**INPUT FOR THIS TASK**
## Start

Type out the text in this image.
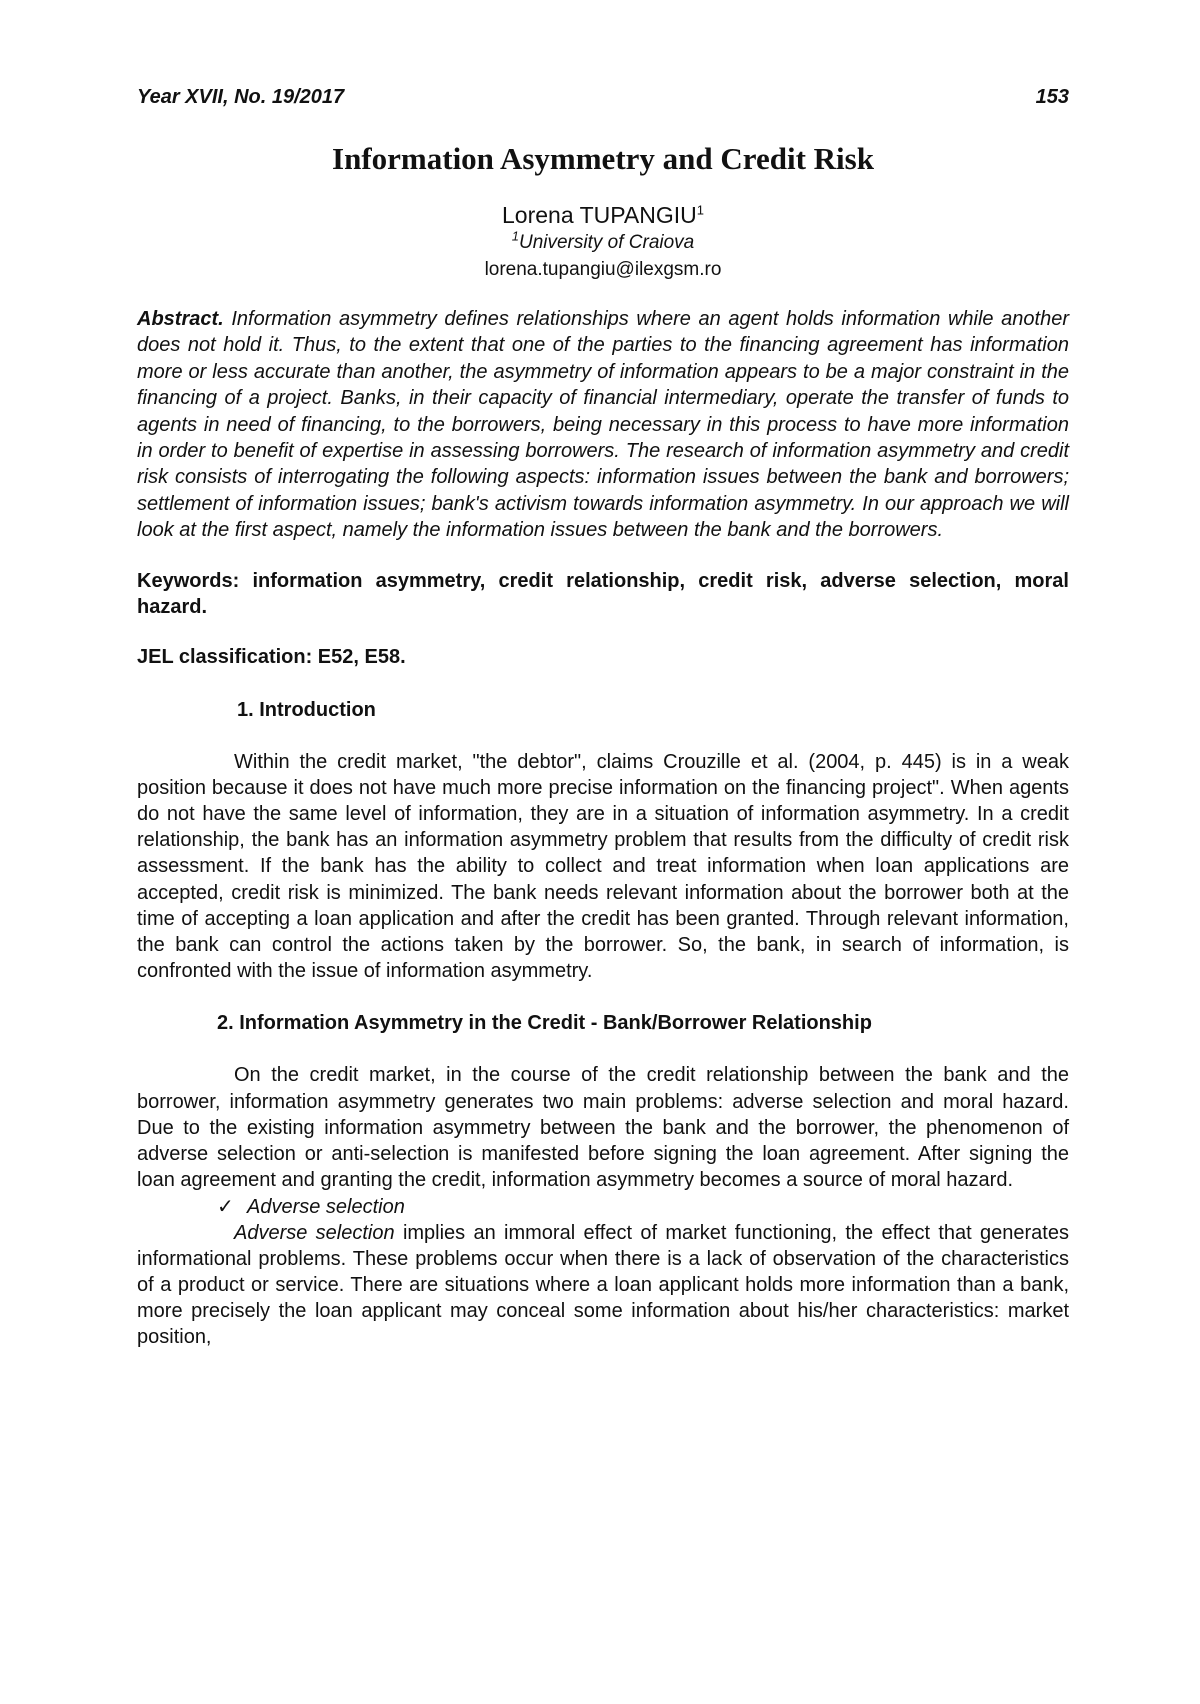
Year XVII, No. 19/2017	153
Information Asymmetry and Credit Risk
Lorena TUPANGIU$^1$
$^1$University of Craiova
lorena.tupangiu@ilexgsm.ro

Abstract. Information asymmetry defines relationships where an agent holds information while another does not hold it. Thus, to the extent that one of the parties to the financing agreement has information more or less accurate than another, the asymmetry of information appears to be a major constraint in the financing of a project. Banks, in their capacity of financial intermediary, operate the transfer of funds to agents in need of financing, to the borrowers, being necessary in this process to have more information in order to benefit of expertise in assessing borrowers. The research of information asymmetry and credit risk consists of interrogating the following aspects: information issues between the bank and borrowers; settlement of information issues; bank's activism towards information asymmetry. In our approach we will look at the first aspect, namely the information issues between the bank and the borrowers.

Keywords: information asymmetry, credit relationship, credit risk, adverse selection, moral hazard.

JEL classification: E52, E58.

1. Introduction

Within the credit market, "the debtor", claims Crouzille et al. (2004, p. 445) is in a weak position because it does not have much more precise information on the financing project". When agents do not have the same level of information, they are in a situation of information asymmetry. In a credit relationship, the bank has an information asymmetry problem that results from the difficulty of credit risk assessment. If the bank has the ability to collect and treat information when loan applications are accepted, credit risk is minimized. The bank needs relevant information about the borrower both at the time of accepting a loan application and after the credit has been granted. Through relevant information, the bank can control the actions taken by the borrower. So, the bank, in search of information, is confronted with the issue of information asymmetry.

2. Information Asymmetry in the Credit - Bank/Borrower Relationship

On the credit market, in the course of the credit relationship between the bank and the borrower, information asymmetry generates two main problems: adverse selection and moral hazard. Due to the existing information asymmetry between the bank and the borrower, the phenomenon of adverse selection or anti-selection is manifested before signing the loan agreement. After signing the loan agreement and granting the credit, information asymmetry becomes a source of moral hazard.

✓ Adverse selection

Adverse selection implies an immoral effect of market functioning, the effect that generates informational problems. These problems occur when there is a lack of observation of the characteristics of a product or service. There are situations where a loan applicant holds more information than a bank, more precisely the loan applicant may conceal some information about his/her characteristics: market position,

## End

**WHAT NEEDS TO BE DONE**
List all lines in the material containing the string "hazard".

**REPLY TO THE TASK**
Keywords: information asymmetry, credit relationship, credit risk, adverse selection, moral hazard.
On the credit market, in the course of the credit relationship between the bank and the borrower, information asymmetry generates two main problems: adverse selection and moral hazard. Due to the existing information asymmetry between the bank and the borrower, the phenomenon of adverse selection or anti-selection is manifested before signing the loan agreement. After signing the loan agreement and granting the credit, information asymmetry becomes a source of moral hazard.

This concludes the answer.